Element box annotations:
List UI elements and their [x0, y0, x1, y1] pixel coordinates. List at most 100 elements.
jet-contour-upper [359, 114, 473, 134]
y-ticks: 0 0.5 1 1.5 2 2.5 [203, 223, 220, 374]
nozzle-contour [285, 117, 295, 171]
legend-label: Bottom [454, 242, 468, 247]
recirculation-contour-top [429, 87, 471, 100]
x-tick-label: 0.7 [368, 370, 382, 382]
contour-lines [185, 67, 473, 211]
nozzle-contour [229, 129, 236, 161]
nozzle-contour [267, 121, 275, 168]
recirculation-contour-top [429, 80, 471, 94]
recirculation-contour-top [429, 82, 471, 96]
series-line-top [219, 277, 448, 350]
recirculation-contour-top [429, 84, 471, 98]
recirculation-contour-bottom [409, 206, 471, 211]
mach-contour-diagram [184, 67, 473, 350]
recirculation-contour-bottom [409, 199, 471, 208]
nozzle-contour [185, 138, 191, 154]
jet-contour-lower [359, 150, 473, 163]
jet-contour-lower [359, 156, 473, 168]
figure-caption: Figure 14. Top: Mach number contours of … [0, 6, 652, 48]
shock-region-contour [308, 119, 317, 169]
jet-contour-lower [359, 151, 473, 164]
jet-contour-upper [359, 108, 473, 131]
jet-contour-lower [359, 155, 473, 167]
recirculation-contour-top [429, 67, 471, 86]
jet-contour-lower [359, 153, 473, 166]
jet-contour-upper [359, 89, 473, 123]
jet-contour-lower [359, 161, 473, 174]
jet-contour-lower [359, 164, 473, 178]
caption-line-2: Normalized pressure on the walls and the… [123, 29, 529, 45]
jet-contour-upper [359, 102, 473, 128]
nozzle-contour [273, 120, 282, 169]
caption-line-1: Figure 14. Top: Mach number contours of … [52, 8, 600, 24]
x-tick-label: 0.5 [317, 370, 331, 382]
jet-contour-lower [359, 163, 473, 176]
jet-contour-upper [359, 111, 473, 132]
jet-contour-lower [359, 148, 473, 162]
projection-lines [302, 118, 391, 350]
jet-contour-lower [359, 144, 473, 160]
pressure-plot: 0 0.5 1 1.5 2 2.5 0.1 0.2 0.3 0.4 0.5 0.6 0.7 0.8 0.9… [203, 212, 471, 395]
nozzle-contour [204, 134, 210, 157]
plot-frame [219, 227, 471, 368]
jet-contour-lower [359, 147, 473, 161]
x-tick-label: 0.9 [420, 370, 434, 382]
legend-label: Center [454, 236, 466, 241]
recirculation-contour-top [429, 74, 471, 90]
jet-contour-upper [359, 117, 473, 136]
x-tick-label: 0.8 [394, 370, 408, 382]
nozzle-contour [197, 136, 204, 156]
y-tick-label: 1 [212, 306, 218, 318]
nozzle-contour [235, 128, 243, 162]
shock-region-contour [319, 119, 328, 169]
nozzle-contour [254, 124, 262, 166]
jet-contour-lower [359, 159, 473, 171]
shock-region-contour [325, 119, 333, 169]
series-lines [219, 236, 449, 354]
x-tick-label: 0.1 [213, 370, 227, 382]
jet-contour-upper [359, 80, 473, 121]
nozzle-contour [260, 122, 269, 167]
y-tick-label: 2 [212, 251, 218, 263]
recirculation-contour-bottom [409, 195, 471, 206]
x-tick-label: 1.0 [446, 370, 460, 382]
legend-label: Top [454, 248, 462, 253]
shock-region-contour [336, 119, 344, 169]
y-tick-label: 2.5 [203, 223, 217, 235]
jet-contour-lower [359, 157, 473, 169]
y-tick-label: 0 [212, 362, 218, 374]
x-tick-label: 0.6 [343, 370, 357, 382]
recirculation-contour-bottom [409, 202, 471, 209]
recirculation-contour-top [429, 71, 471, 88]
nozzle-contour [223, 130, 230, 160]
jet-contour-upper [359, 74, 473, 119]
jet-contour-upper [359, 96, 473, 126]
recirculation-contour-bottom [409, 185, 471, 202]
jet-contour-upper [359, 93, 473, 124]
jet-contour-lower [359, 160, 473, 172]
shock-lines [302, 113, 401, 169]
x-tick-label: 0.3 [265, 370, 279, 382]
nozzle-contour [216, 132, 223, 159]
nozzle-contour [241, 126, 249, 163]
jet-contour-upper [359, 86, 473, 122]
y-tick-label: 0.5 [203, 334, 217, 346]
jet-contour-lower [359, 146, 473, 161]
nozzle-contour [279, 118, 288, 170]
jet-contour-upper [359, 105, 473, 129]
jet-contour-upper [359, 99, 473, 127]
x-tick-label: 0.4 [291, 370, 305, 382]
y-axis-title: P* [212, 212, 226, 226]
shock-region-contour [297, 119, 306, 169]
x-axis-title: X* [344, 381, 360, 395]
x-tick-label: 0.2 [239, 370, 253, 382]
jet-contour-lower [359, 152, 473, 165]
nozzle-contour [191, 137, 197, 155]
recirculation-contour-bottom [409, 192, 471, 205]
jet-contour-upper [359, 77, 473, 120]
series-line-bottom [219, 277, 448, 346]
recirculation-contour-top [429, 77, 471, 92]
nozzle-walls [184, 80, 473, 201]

EXERCISE INSTRUCTIONS:
Rewrite the records with every "nozzle-contour" renamed to "nozzle-isoline", keeping all other text unchanged.

SOLUTION:
List UI elements and their [x0, y0, x1, y1] pixel coordinates. List at most 100 elements.
jet-contour-upper [359, 114, 473, 134]
y-ticks: 0 0.5 1 1.5 2 2.5 [203, 223, 220, 374]
nozzle-isoline [285, 117, 295, 171]
legend-label: Bottom [454, 242, 468, 247]
recirculation-contour-top [429, 87, 471, 100]
x-tick-label: 0.7 [368, 370, 382, 382]
contour-lines [185, 67, 473, 211]
nozzle-isoline [229, 129, 236, 161]
nozzle-isoline [267, 121, 275, 168]
recirculation-contour-top [429, 80, 471, 94]
recirculation-contour-top [429, 82, 471, 96]
series-line-top [219, 277, 448, 350]
recirculation-contour-top [429, 84, 471, 98]
recirculation-contour-bottom [409, 206, 471, 211]
mach-contour-diagram [184, 67, 473, 350]
recirculation-contour-bottom [409, 199, 471, 208]
nozzle-isoline [185, 138, 191, 154]
jet-contour-lower [359, 150, 473, 163]
jet-contour-lower [359, 156, 473, 168]
figure-caption: Figure 14. Top: Mach number contours of … [0, 6, 652, 48]
shock-region-contour [308, 119, 317, 169]
jet-contour-lower [359, 151, 473, 164]
jet-contour-upper [359, 108, 473, 131]
jet-contour-lower [359, 155, 473, 167]
recirculation-contour-top [429, 67, 471, 86]
jet-contour-lower [359, 153, 473, 166]
jet-contour-upper [359, 89, 473, 123]
jet-contour-lower [359, 161, 473, 174]
jet-contour-lower [359, 164, 473, 178]
caption-line-2: Normalized pressure on the walls and the… [123, 29, 529, 45]
jet-contour-upper [359, 102, 473, 128]
nozzle-isoline [273, 120, 282, 169]
caption-line-1: Figure 14. Top: Mach number contours of … [52, 8, 600, 24]
x-tick-label: 0.5 [317, 370, 331, 382]
jet-contour-lower [359, 163, 473, 176]
jet-contour-upper [359, 111, 473, 132]
jet-contour-lower [359, 148, 473, 162]
projection-lines [302, 118, 391, 350]
jet-contour-lower [359, 144, 473, 160]
pressure-plot: 0 0.5 1 1.5 2 2.5 0.1 0.2 0.3 0.4 0.5 0.6 0.7 0.8 0.9… [203, 212, 471, 395]
nozzle-isoline [204, 134, 210, 157]
plot-frame [219, 227, 471, 368]
jet-contour-lower [359, 147, 473, 161]
x-tick-label: 0.9 [420, 370, 434, 382]
legend-label: Center [454, 236, 466, 241]
recirculation-contour-top [429, 74, 471, 90]
jet-contour-upper [359, 117, 473, 136]
x-tick-label: 0.8 [394, 370, 408, 382]
nozzle-isoline [197, 136, 204, 156]
y-tick-label: 1 [212, 306, 218, 318]
nozzle-isoline [235, 128, 243, 162]
shock-region-contour [319, 119, 328, 169]
nozzle-isoline [254, 124, 262, 166]
jet-contour-lower [359, 159, 473, 171]
shock-region-contour [325, 119, 333, 169]
series-lines [219, 236, 449, 354]
x-tick-label: 0.1 [213, 370, 227, 382]
jet-contour-upper [359, 80, 473, 121]
nozzle-isoline [260, 122, 269, 167]
y-tick-label: 2 [212, 251, 218, 263]
recirculation-contour-bottom [409, 195, 471, 206]
x-tick-label: 1.0 [446, 370, 460, 382]
legend-label: Top [454, 248, 462, 253]
shock-region-contour [336, 119, 344, 169]
y-tick-label: 2.5 [203, 223, 217, 235]
jet-contour-lower [359, 157, 473, 169]
y-tick-label: 0 [212, 362, 218, 374]
x-tick-label: 0.6 [343, 370, 357, 382]
recirculation-contour-bottom [409, 202, 471, 209]
recirculation-contour-top [429, 71, 471, 88]
nozzle-isoline [223, 130, 230, 160]
jet-contour-upper [359, 74, 473, 119]
jet-contour-upper [359, 96, 473, 126]
recirculation-contour-bottom [409, 185, 471, 202]
jet-contour-upper [359, 93, 473, 124]
jet-contour-lower [359, 160, 473, 172]
shock-lines [302, 113, 401, 169]
x-tick-label: 0.3 [265, 370, 279, 382]
nozzle-isoline [216, 132, 223, 159]
nozzle-isoline [241, 126, 249, 163]
jet-contour-upper [359, 86, 473, 122]
y-tick-label: 0.5 [203, 334, 217, 346]
jet-contour-lower [359, 146, 473, 161]
nozzle-isoline [279, 118, 288, 170]
jet-contour-upper [359, 105, 473, 129]
jet-contour-upper [359, 99, 473, 127]
x-tick-label: 0.4 [291, 370, 305, 382]
y-axis-title: P* [212, 212, 226, 226]
shock-region-contour [297, 119, 306, 169]
x-axis-title: X* [344, 381, 360, 395]
x-tick-label: 0.2 [239, 370, 253, 382]
jet-contour-lower [359, 152, 473, 165]
nozzle-isoline [191, 137, 197, 155]
recirculation-contour-bottom [409, 192, 471, 205]
jet-contour-upper [359, 77, 473, 120]
series-line-bottom [219, 277, 448, 346]
recirculation-contour-top [429, 77, 471, 92]
nozzle-walls [184, 80, 473, 201]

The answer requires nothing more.